__WRITTEN PROBLEM__
Copy out the entries below in full and exactly.

__AVAILABLE RECORDS__
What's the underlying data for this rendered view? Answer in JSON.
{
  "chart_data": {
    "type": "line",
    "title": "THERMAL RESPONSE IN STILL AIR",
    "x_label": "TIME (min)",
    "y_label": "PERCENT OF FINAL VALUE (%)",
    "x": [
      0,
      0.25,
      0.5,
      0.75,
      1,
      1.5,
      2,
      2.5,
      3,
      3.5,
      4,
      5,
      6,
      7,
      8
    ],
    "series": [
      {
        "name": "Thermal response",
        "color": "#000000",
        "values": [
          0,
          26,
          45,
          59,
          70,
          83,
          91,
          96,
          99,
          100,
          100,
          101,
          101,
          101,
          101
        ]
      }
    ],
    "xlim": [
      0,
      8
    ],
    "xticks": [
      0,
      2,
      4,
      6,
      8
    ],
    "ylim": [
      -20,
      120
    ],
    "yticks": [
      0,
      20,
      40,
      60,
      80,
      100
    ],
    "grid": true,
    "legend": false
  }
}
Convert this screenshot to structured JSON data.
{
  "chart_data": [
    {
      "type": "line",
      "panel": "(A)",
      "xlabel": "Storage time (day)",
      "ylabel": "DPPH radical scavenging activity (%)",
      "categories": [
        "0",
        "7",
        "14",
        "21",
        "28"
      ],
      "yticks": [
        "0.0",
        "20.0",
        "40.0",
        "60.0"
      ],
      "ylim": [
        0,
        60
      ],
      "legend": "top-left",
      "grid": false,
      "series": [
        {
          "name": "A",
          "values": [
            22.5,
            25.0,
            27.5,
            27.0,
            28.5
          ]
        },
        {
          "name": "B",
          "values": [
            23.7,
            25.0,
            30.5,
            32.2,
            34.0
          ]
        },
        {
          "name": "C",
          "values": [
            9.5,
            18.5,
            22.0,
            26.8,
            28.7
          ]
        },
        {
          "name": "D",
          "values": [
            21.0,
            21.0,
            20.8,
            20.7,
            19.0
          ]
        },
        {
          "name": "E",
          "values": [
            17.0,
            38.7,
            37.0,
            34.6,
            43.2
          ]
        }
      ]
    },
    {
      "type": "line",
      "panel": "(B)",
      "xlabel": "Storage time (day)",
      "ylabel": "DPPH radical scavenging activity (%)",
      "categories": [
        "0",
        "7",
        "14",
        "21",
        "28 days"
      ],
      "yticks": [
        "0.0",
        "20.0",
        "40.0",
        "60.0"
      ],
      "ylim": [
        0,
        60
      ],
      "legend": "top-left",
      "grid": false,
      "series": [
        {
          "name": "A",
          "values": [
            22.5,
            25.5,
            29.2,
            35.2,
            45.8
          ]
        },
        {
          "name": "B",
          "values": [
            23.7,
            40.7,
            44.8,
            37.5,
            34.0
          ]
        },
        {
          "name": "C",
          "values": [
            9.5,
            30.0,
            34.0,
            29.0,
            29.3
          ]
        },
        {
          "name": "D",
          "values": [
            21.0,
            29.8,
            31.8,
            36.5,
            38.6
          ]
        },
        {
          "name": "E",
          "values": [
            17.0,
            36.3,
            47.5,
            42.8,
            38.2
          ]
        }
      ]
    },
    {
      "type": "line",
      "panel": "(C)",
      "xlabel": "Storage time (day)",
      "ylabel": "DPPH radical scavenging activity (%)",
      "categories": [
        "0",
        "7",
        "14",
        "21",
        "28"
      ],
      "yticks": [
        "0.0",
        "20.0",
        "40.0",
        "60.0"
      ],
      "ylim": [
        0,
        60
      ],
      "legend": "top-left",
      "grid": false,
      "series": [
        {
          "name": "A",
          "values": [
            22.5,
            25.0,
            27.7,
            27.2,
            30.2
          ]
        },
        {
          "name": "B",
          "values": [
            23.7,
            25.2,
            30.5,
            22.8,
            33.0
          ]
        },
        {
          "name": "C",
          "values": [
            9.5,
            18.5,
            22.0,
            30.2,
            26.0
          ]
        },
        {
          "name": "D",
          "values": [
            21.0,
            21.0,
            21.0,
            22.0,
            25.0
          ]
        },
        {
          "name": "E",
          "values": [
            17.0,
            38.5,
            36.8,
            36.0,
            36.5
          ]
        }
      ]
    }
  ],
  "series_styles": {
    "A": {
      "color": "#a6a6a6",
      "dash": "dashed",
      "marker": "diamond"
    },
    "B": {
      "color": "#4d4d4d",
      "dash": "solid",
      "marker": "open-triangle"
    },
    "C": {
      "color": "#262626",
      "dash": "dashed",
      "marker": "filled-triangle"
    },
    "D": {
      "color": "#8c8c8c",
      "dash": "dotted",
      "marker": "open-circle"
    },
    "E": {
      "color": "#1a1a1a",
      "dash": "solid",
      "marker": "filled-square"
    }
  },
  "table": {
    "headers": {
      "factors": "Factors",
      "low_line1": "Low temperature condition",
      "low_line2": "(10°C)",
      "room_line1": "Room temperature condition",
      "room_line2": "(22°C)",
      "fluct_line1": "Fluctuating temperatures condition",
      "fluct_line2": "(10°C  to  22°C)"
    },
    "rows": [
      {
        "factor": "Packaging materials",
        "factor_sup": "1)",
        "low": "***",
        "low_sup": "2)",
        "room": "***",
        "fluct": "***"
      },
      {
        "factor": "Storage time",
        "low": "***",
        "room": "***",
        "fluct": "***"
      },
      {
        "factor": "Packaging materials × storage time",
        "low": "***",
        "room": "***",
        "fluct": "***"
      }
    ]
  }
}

__ANSWER TO THE PROBLEM__
What's the underlying data for this rendered view? Answer in JSON.
{
  "chart_data": {
    "type": "line",
    "title": "THERMAL RESPONSE IN STILL AIR",
    "x_label": "TIME (min)",
    "y_label": "PERCENT OF FINAL VALUE (%)",
    "x": [
      0,
      0.25,
      0.5,
      0.75,
      1,
      1.5,
      2,
      2.5,
      3,
      3.5,
      4,
      5,
      6,
      7,
      8
    ],
    "series": [
      {
        "name": "Thermal response",
        "color": "#000000",
        "values": [
          0,
          26,
          45,
          59,
          70,
          83,
          91,
          96,
          99,
          100,
          100,
          101,
          101,
          101,
          101
        ]
      }
    ],
    "xlim": [
      0,
      8
    ],
    "xticks": [
      0,
      2,
      4,
      6,
      8
    ],
    "ylim": [
      -20,
      120
    ],
    "yticks": [
      0,
      20,
      40,
      60,
      80,
      100
    ],
    "grid": true,
    "legend": false
  }
}
Convert this screenshot to structured JSON data.
{
  "chart_data": [
    {
      "type": "line",
      "panel": "(A)",
      "xlabel": "Storage time (day)",
      "ylabel": "DPPH radical scavenging activity (%)",
      "categories": [
        "0",
        "7",
        "14",
        "21",
        "28"
      ],
      "yticks": [
        "0.0",
        "20.0",
        "40.0",
        "60.0"
      ],
      "ylim": [
        0,
        60
      ],
      "legend": "top-left",
      "grid": false,
      "series": [
        {
          "name": "A",
          "values": [
            22.5,
            25.0,
            27.5,
            27.0,
            28.5
          ]
        },
        {
          "name": "B",
          "values": [
            23.7,
            25.0,
            30.5,
            32.2,
            34.0
          ]
        },
        {
          "name": "C",
          "values": [
            9.5,
            18.5,
            22.0,
            26.8,
            28.7
          ]
        },
        {
          "name": "D",
          "values": [
            21.0,
            21.0,
            20.8,
            20.7,
            19.0
          ]
        },
        {
          "name": "E",
          "values": [
            17.0,
            38.7,
            37.0,
            34.6,
            43.2
          ]
        }
      ]
    },
    {
      "type": "line",
      "panel": "(B)",
      "xlabel": "Storage time (day)",
      "ylabel": "DPPH radical scavenging activity (%)",
      "categories": [
        "0",
        "7",
        "14",
        "21",
        "28 days"
      ],
      "yticks": [
        "0.0",
        "20.0",
        "40.0",
        "60.0"
      ],
      "ylim": [
        0,
        60
      ],
      "legend": "top-left",
      "grid": false,
      "series": [
        {
          "name": "A",
          "values": [
            22.5,
            25.5,
            29.2,
            35.2,
            45.8
          ]
        },
        {
          "name": "B",
          "values": [
            23.7,
            40.7,
            44.8,
            37.5,
            34.0
          ]
        },
        {
          "name": "C",
          "values": [
            9.5,
            30.0,
            34.0,
            29.0,
            29.3
          ]
        },
        {
          "name": "D",
          "values": [
            21.0,
            29.8,
            31.8,
            36.5,
            38.6
          ]
        },
        {
          "name": "E",
          "values": [
            17.0,
            36.3,
            47.5,
            42.8,
            38.2
          ]
        }
      ]
    },
    {
      "type": "line",
      "panel": "(C)",
      "xlabel": "Storage time (day)",
      "ylabel": "DPPH radical scavenging activity (%)",
      "categories": [
        "0",
        "7",
        "14",
        "21",
        "28"
      ],
      "yticks": [
        "0.0",
        "20.0",
        "40.0",
        "60.0"
      ],
      "ylim": [
        0,
        60
      ],
      "legend": "top-left",
      "grid": false,
      "series": [
        {
          "name": "A",
          "values": [
            22.5,
            25.0,
            27.7,
            27.2,
            30.2
          ]
        },
        {
          "name": "B",
          "values": [
            23.7,
            25.2,
            30.5,
            22.8,
            33.0
          ]
        },
        {
          "name": "C",
          "values": [
            9.5,
            18.5,
            22.0,
            30.2,
            26.0
          ]
        },
        {
          "name": "D",
          "values": [
            21.0,
            21.0,
            21.0,
            22.0,
            25.0
          ]
        },
        {
          "name": "E",
          "values": [
            17.0,
            38.5,
            36.8,
            36.0,
            36.5
          ]
        }
      ]
    }
  ],
  "series_styles": {
    "A": {
      "color": "#a6a6a6",
      "dash": "dashed",
      "marker": "diamond"
    },
    "B": {
      "color": "#4d4d4d",
      "dash": "solid",
      "marker": "open-triangle"
    },
    "C": {
      "color": "#262626",
      "dash": "dashed",
      "marker": "filled-triangle"
    },
    "D": {
      "color": "#8c8c8c",
      "dash": "dotted",
      "marker": "open-circle"
    },
    "E": {
      "color": "#1a1a1a",
      "dash": "solid",
      "marker": "filled-square"
    }
  },
  "table": {
    "headers": {
      "factors": "Factors",
      "low_line1": "Low temperature condition",
      "low_line2": "(10°C)",
      "room_line1": "Room temperature condition",
      "room_line2": "(22°C)",
      "fluct_line1": "Fluctuating temperatures condition",
      "fluct_line2": "(10°C  to  22°C)"
    },
    "rows": [
      {
        "factor": "Packaging materials",
        "factor_sup": "1)",
        "low": "***",
        "low_sup": "2)",
        "room": "***",
        "fluct": "***"
      },
      {
        "factor": "Storage time",
        "low": "***",
        "room": "***",
        "fluct": "***"
      },
      {
        "factor": "Packaging materials × storage time",
        "low": "***",
        "room": "***",
        "fluct": "***"
      }
    ]
  }
}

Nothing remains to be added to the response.